**GIVEN PROBLEM**:
Search the entries for the word "ylabel" and pull out each line that has it.

**RECORDS FOR THE TASK**:
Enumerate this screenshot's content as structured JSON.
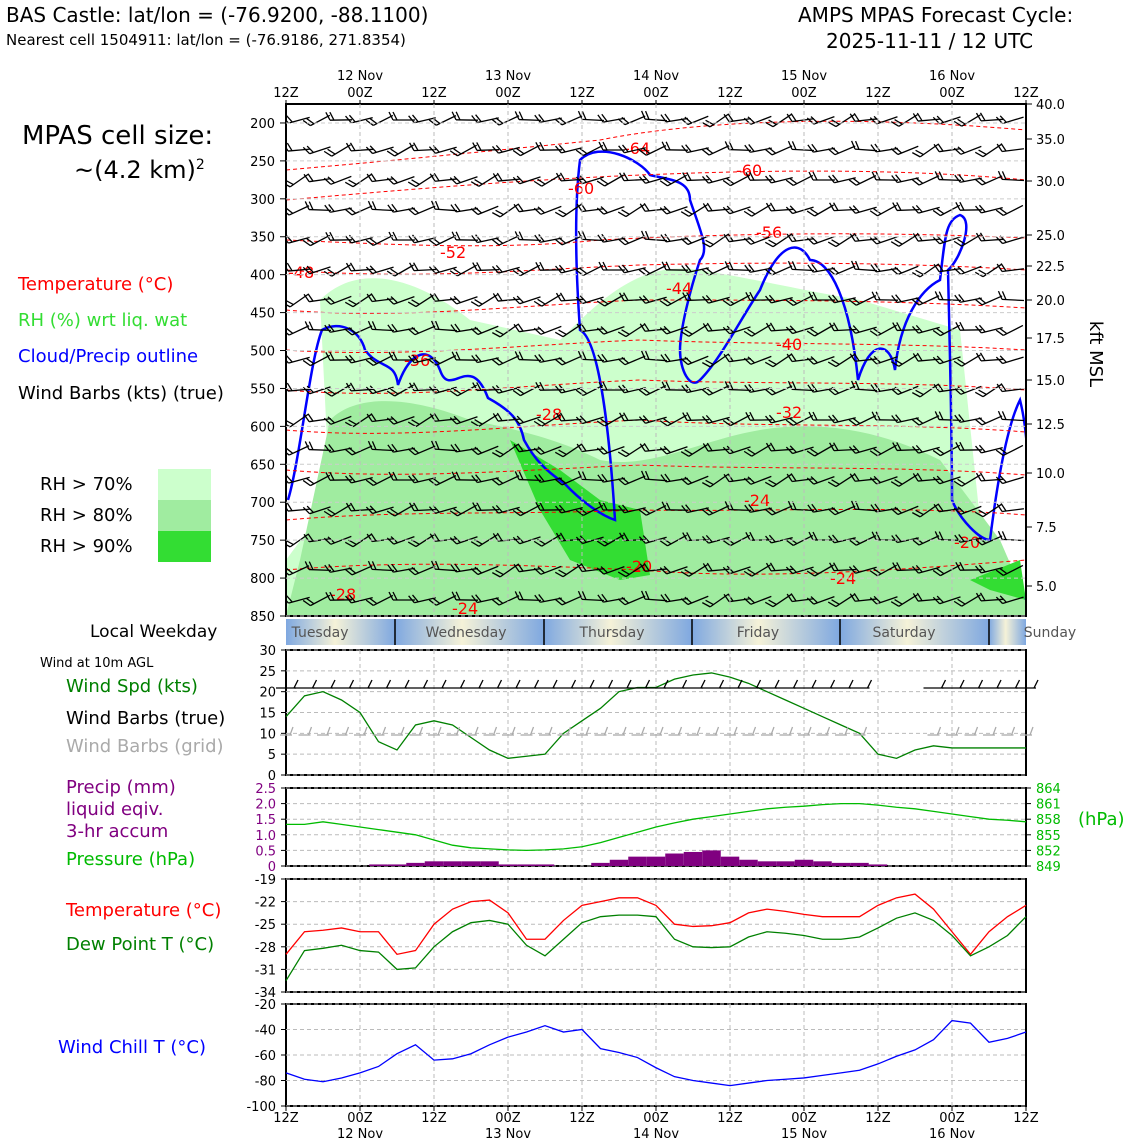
{
  "header": {
    "station_line": "BAS Castle: lat/lon = (-76.9200, -88.1100)",
    "cell_line": "Nearest cell 1504911: lat/lon = (-76.9186, 271.8354)",
    "cycle_title": "AMPS MPAS Forecast Cycle:",
    "cycle_value": "2025-11-11 / 12 UTC"
  },
  "left_panel": {
    "cell_size_label": "MPAS cell size:",
    "cell_size_value": "~(4.2 km)",
    "cell_size_exp": "2",
    "legend_temperature": "Temperature (°C)",
    "legend_rh": "RH (%) wrt liq. wat",
    "legend_cloud": "Cloud/Precip outline",
    "legend_wind": "Wind Barbs (kts) (true)",
    "rh_levels": [
      "RH > 70%",
      "RH > 80%",
      "RH > 90%"
    ],
    "local_weekday_label": "Local Weekday",
    "wind10m_label": "Wind at 10m AGL",
    "wind_spd_label": "Wind Spd (kts)",
    "wind_barbs_true_label": "Wind Barbs (true)",
    "wind_barbs_grid_label": "Wind Barbs (grid)",
    "precip_label_1": "Precip (mm)",
    "precip_label_2": "liquid eqiv.",
    "precip_label_3": "3-hr accum",
    "pressure_label": "Pressure (hPa)",
    "temp_label": "Temperature (°C)",
    "dew_label": "Dew Point T (°C)",
    "windchill_label": "Wind Chill T (°C)",
    "hpa_unit": "(hPa)"
  },
  "colors": {
    "rh70": "#ccffcc",
    "rh80": "#a0eca0",
    "rh90": "#33dd33",
    "temp": "#ff0000",
    "dew": "#008000",
    "cloud": "#0000ff",
    "precip": "#800080",
    "pressure": "#00bb00",
    "windchill": "#0000ff",
    "grid_barb": "#aaaaaa"
  },
  "top_axis": {
    "ticks": [
      "12Z",
      "00Z",
      "12Z",
      "00Z",
      "12Z",
      "00Z",
      "12Z",
      "00Z",
      "12Z",
      "00Z",
      "12Z"
    ],
    "dates": [
      "12 Nov",
      "13 Nov",
      "14 Nov",
      "15 Nov",
      "16 Nov"
    ]
  },
  "pressure_axis": [
    "200",
    "250",
    "300",
    "350",
    "400",
    "450",
    "500",
    "550",
    "600",
    "650",
    "700",
    "750",
    "800",
    "850"
  ],
  "kft_axis": {
    "label": "kft MSL",
    "ticks": [
      "40.0",
      "35.0",
      "30.0",
      "25.0",
      "22.5",
      "20.0",
      "17.5",
      "15.0",
      "12.5",
      "10.0",
      "7.5",
      "5.0"
    ]
  },
  "weekdays": [
    "Tuesday",
    "Wednesday",
    "Thursday",
    "Friday",
    "Saturday",
    "Sunday"
  ],
  "temp_contour_labels": [
    "-64",
    "-60",
    "-60",
    "-56",
    "-52",
    "-48",
    "-44",
    "-40",
    "-36",
    "-32",
    "-28",
    "-24",
    "-20",
    "-20",
    "-24",
    "-28",
    "-24",
    "-48"
  ],
  "chart_data": [
    {
      "type": "line",
      "title": "",
      "xlabel": "",
      "ylabel": "Wind Spd (kts)",
      "ylim": [
        0,
        30
      ],
      "yticks": [
        "30",
        "25",
        "20",
        "15",
        "10",
        "5",
        "0"
      ],
      "x_hours": [
        0,
        3,
        6,
        9,
        12,
        15,
        18,
        21,
        24,
        27,
        30,
        33,
        36,
        39,
        42,
        45,
        48,
        51,
        54,
        57,
        60,
        63,
        66,
        69,
        72,
        75,
        78,
        81,
        84,
        87,
        90,
        93,
        96,
        99,
        102,
        105,
        108,
        111,
        114,
        117,
        120
      ],
      "series": [
        {
          "name": "Wind Spd (kts)",
          "values": [
            14,
            19,
            20,
            18,
            15,
            8,
            6,
            12,
            13,
            12,
            9,
            6,
            4,
            4.5,
            5,
            10,
            13,
            16,
            20,
            21,
            21,
            23,
            24,
            24.5,
            23.5,
            22,
            20,
            18,
            16,
            14,
            12,
            10,
            5,
            4,
            6,
            7,
            6.5,
            6.5,
            6.5,
            6.5,
            6.5
          ]
        }
      ]
    },
    {
      "type": "bar",
      "title": "",
      "xlabel": "",
      "ylabel": "Precip (mm)",
      "ylim": [
        0,
        2.5
      ],
      "yticks": [
        "2.5",
        "2.0",
        "1.5",
        "1.0",
        "0.5",
        "0"
      ],
      "right_axis": {
        "label": "(hPa)",
        "ylim": [
          849,
          864
        ],
        "yticks": [
          "864",
          "861",
          "858",
          "855",
          "852",
          "849"
        ]
      },
      "x_hours": [
        0,
        3,
        6,
        9,
        12,
        15,
        18,
        21,
        24,
        27,
        30,
        33,
        36,
        39,
        42,
        45,
        48,
        51,
        54,
        57,
        60,
        63,
        66,
        69,
        72,
        75,
        78,
        81,
        84,
        87,
        90,
        93,
        96,
        99,
        102,
        105,
        108,
        111,
        114,
        117,
        120
      ],
      "series": [
        {
          "name": "Precip (mm)",
          "values": [
            0,
            0,
            0,
            0,
            0,
            0.05,
            0.05,
            0.1,
            0.15,
            0.15,
            0.15,
            0.15,
            0.05,
            0.05,
            0.05,
            0,
            0,
            0.1,
            0.2,
            0.3,
            0.3,
            0.4,
            0.45,
            0.5,
            0.3,
            0.2,
            0.15,
            0.15,
            0.2,
            0.15,
            0.1,
            0.1,
            0.05,
            0,
            0,
            0,
            0,
            0,
            0,
            0,
            0
          ]
        },
        {
          "name": "Pressure (hPa)",
          "values": [
            857,
            857,
            857.5,
            857,
            856.5,
            856,
            855.5,
            855,
            854,
            853,
            852.5,
            852.3,
            852.1,
            852,
            852.1,
            852.3,
            852.7,
            853.5,
            854.5,
            855.5,
            856.5,
            857.3,
            858,
            858.5,
            859,
            859.5,
            860,
            860.3,
            860.5,
            860.8,
            861,
            861,
            860.7,
            860.3,
            860,
            859.5,
            859,
            858.5,
            858,
            857.8,
            857.5
          ]
        }
      ]
    },
    {
      "type": "line",
      "title": "",
      "xlabel": "",
      "ylabel": "Temperature (°C)",
      "ylim": [
        -34,
        -19
      ],
      "yticks": [
        "-19",
        "-22",
        "-25",
        "-28",
        "-31",
        "-34"
      ],
      "x_hours": [
        0,
        3,
        6,
        9,
        12,
        15,
        18,
        21,
        24,
        27,
        30,
        33,
        36,
        39,
        42,
        45,
        48,
        51,
        54,
        57,
        60,
        63,
        66,
        69,
        72,
        75,
        78,
        81,
        84,
        87,
        90,
        93,
        96,
        99,
        102,
        105,
        108,
        111,
        114,
        117,
        120
      ],
      "series": [
        {
          "name": "Temperature (°C)",
          "values": [
            -29,
            -26,
            -25.8,
            -25.5,
            -26,
            -26,
            -29,
            -28.5,
            -25,
            -23,
            -22,
            -21.8,
            -23.5,
            -27,
            -27,
            -24.5,
            -22.5,
            -22,
            -21.5,
            -21.5,
            -22.5,
            -25,
            -25.3,
            -25.2,
            -24.8,
            -23.5,
            -23,
            -23.3,
            -23.7,
            -24,
            -24,
            -24,
            -22.5,
            -21.5,
            -21,
            -23,
            -26,
            -29,
            -26,
            -24,
            -22.5
          ]
        },
        {
          "name": "Dew Point T (°C)",
          "values": [
            -32.5,
            -28.5,
            -28.2,
            -27.8,
            -28.5,
            -28.7,
            -31,
            -30.8,
            -28,
            -26,
            -24.8,
            -24.5,
            -25,
            -27.8,
            -29.2,
            -27,
            -24.8,
            -24,
            -23.8,
            -23.8,
            -24,
            -27,
            -28,
            -28.1,
            -28,
            -26.7,
            -26,
            -26.2,
            -26.5,
            -27,
            -27,
            -26.7,
            -25.5,
            -24.2,
            -23.5,
            -24.5,
            -26.5,
            -29.2,
            -28,
            -26.5,
            -24
          ]
        }
      ]
    },
    {
      "type": "line",
      "title": "",
      "xlabel": "",
      "ylabel": "Wind Chill T (°C)",
      "ylim": [
        -100,
        -20
      ],
      "yticks": [
        "-20",
        "-40",
        "-60",
        "-80",
        "-100"
      ],
      "x_hours": [
        0,
        3,
        6,
        9,
        12,
        15,
        18,
        21,
        24,
        27,
        30,
        33,
        36,
        39,
        42,
        45,
        48,
        51,
        54,
        57,
        60,
        63,
        66,
        69,
        72,
        75,
        78,
        81,
        84,
        87,
        90,
        93,
        96,
        99,
        102,
        105,
        108,
        111,
        114,
        117,
        120
      ],
      "series": [
        {
          "name": "Wind Chill T (°C)",
          "values": [
            -74,
            -79,
            -81,
            -78,
            -74,
            -69,
            -59,
            -52,
            -64,
            -63,
            -59,
            -52,
            -46,
            -42,
            -37,
            -42,
            -40,
            -55,
            -58,
            -62,
            -70,
            -77,
            -80,
            -82,
            -84,
            -82,
            -80,
            -79,
            -78,
            -76,
            -74,
            -72,
            -67,
            -61,
            -56,
            -48,
            -33,
            -35,
            -50,
            -47,
            -42
          ]
        }
      ]
    }
  ]
}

**FINISHED TASK**:
      "ylabel": "Wind Spd (kts)",
      "ylabel": "Precip (mm)",
      "ylabel": "Temperature (°C)",
      "ylabel": "Wind Chill T (°C)",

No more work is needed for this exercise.